* _WHAT TO DO_
Set out each line from the following listing that includes the word "CONSTRUCTORA".

* _EXERCISE MATERIAL_
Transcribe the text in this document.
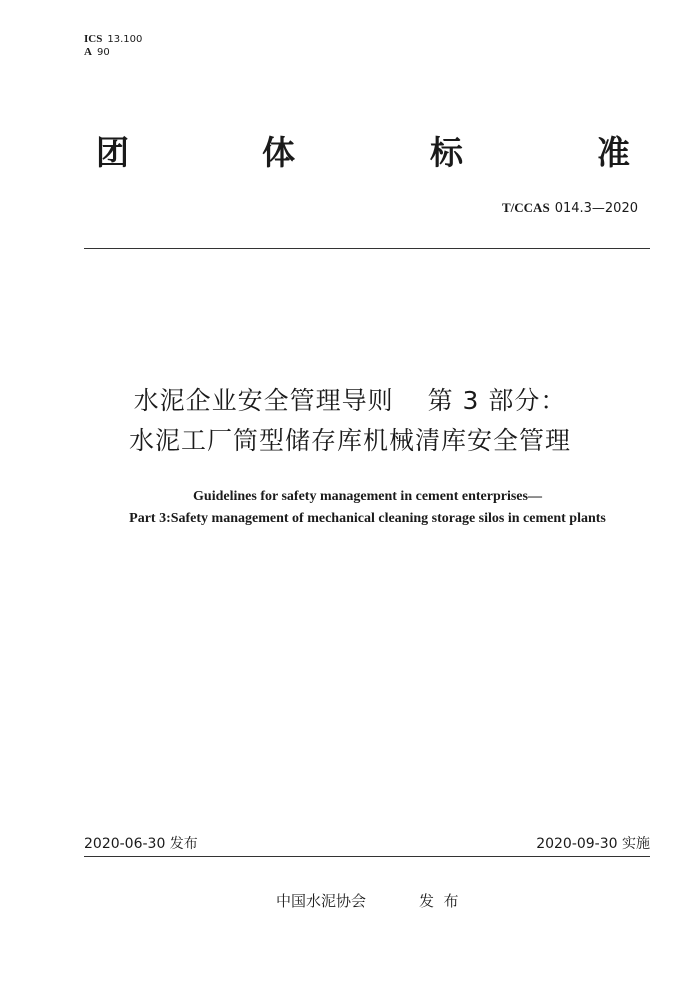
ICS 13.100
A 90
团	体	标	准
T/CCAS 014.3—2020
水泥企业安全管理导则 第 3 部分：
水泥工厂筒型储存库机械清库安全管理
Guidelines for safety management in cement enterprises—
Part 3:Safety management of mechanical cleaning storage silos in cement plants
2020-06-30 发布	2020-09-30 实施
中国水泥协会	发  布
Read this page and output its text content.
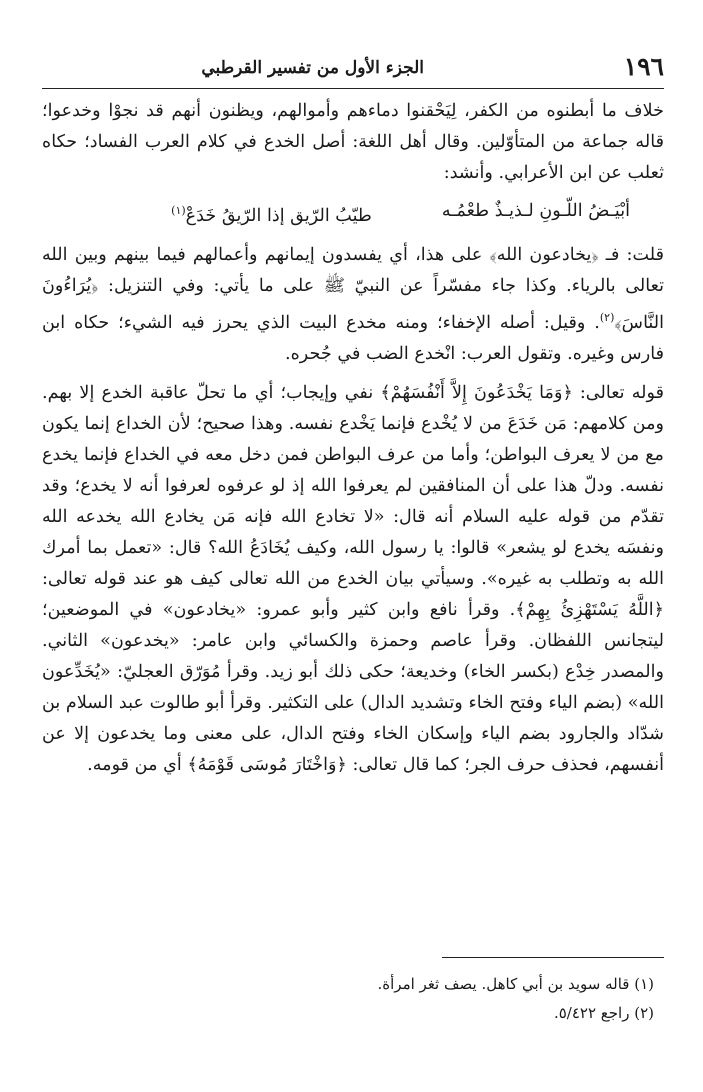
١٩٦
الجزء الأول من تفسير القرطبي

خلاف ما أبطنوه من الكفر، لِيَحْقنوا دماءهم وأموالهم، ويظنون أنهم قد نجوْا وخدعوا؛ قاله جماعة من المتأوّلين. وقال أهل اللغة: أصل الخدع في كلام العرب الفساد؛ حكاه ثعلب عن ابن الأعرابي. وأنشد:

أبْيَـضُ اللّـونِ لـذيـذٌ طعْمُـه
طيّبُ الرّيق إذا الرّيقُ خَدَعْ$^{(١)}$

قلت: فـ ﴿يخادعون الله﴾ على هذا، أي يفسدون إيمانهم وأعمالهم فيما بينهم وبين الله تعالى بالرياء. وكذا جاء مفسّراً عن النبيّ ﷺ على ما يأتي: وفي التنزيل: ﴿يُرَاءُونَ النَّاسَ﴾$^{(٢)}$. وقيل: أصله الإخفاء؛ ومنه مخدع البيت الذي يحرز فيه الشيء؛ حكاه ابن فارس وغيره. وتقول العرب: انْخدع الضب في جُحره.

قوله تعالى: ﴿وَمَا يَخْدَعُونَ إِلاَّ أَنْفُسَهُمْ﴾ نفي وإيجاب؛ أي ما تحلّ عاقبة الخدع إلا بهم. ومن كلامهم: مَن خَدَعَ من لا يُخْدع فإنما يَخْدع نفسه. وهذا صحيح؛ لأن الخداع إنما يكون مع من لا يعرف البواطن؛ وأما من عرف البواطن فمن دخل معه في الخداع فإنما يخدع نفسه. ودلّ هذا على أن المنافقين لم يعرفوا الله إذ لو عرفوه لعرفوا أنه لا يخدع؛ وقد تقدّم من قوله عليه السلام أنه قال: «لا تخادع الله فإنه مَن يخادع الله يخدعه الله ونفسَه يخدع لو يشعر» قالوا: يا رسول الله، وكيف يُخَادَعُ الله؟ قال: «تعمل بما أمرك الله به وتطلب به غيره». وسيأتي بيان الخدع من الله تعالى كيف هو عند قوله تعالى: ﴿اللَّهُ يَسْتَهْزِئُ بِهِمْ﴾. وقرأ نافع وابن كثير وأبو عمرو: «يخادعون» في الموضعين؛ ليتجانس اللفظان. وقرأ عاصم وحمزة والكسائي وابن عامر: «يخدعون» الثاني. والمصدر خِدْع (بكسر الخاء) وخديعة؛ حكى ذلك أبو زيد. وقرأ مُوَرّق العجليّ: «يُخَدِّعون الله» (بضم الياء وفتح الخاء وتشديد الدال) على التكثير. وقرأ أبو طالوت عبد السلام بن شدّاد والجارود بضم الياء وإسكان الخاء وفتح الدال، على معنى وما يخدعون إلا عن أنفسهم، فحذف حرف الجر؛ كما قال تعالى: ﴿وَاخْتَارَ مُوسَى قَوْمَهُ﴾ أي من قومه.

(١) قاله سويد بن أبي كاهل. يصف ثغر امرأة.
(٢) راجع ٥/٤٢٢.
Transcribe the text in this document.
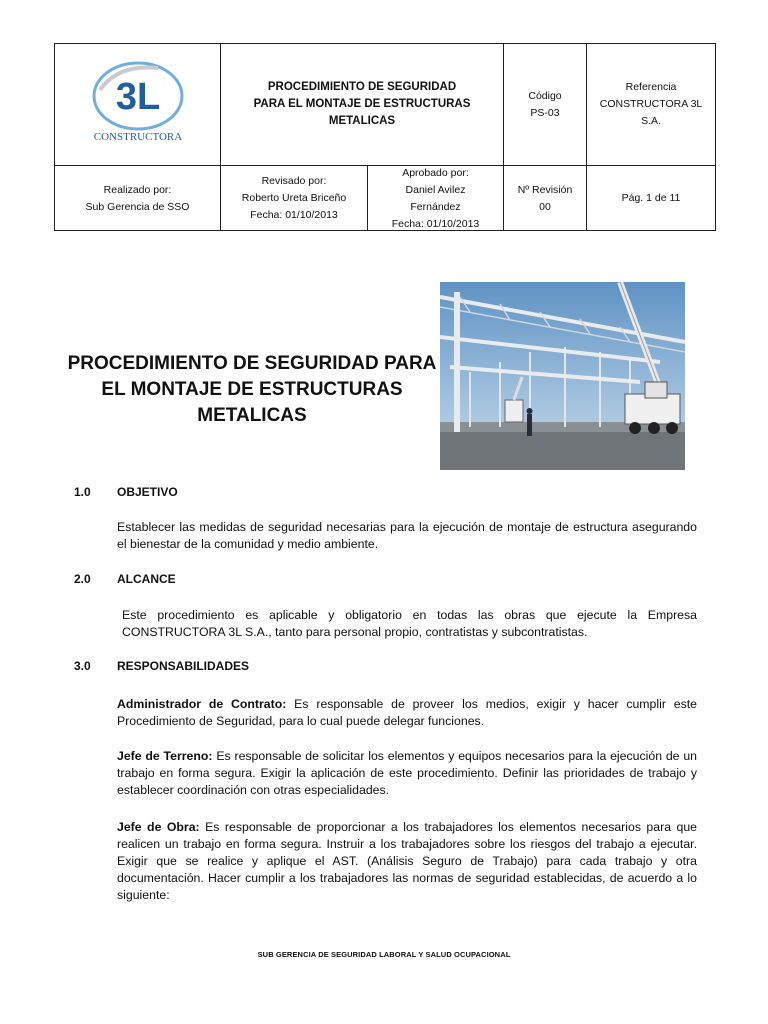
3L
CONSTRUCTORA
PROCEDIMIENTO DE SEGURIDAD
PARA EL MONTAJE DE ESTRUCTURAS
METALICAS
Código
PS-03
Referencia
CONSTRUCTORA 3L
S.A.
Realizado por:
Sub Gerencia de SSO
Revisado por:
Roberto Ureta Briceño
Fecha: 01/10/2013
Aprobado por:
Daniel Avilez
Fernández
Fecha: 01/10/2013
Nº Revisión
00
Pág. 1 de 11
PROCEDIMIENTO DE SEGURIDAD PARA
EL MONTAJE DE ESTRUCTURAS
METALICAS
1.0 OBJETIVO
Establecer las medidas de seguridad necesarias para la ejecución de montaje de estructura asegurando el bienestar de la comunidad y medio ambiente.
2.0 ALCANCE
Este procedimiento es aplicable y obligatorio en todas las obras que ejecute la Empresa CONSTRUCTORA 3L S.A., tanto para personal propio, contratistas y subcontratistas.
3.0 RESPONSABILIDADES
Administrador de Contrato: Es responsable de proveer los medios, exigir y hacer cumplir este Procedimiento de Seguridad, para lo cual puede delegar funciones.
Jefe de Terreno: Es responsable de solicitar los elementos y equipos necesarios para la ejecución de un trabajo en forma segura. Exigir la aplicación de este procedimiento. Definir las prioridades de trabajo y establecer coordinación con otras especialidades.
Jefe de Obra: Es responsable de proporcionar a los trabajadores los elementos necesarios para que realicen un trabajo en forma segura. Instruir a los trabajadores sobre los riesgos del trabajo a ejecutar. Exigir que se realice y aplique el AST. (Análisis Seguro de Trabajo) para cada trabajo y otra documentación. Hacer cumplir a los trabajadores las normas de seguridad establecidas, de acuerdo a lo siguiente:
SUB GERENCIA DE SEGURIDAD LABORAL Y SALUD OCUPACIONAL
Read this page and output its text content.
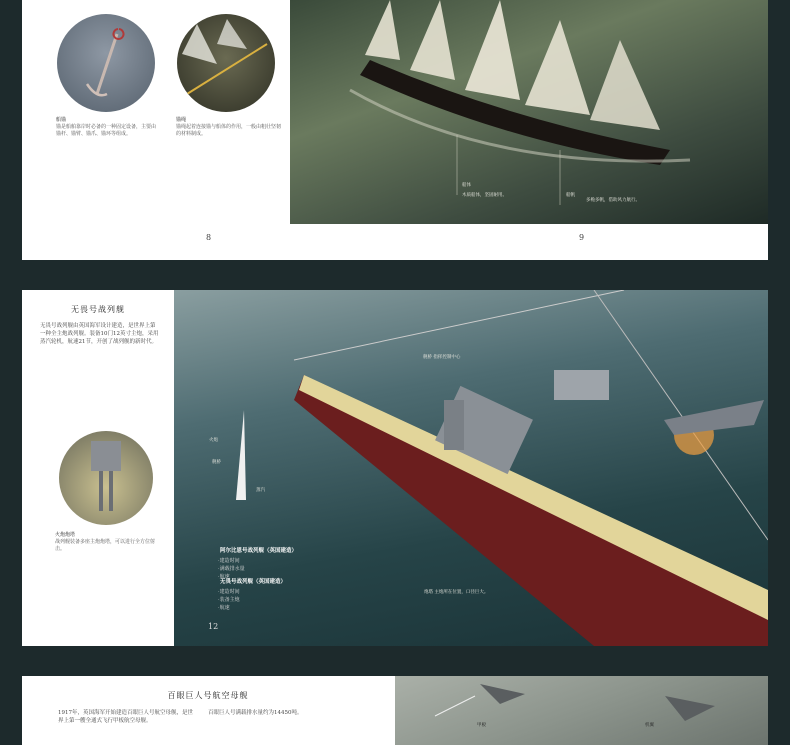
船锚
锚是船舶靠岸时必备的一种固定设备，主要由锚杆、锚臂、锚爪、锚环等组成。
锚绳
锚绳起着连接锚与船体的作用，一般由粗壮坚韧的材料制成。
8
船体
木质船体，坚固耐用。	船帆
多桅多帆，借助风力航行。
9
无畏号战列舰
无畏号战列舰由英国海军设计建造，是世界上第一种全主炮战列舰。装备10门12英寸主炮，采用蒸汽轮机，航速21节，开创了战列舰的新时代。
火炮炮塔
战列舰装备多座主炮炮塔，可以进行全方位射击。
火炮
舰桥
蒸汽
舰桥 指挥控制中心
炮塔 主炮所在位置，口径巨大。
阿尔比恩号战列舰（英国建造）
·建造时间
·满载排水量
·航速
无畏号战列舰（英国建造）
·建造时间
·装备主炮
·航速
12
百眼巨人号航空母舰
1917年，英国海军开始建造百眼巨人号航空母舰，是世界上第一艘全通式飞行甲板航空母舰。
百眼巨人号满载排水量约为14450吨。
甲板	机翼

* _OUTPUT OF THE EXERCISE_
CONSTRUCTORA
CONSTRUCTORA 3L
Este procedimiento es aplicable y obligatorio en todas las obras que ejecute la Empresa CONSTRUCTORA 3L S.A., tanto para personal propio, contratistas y subcontratistas.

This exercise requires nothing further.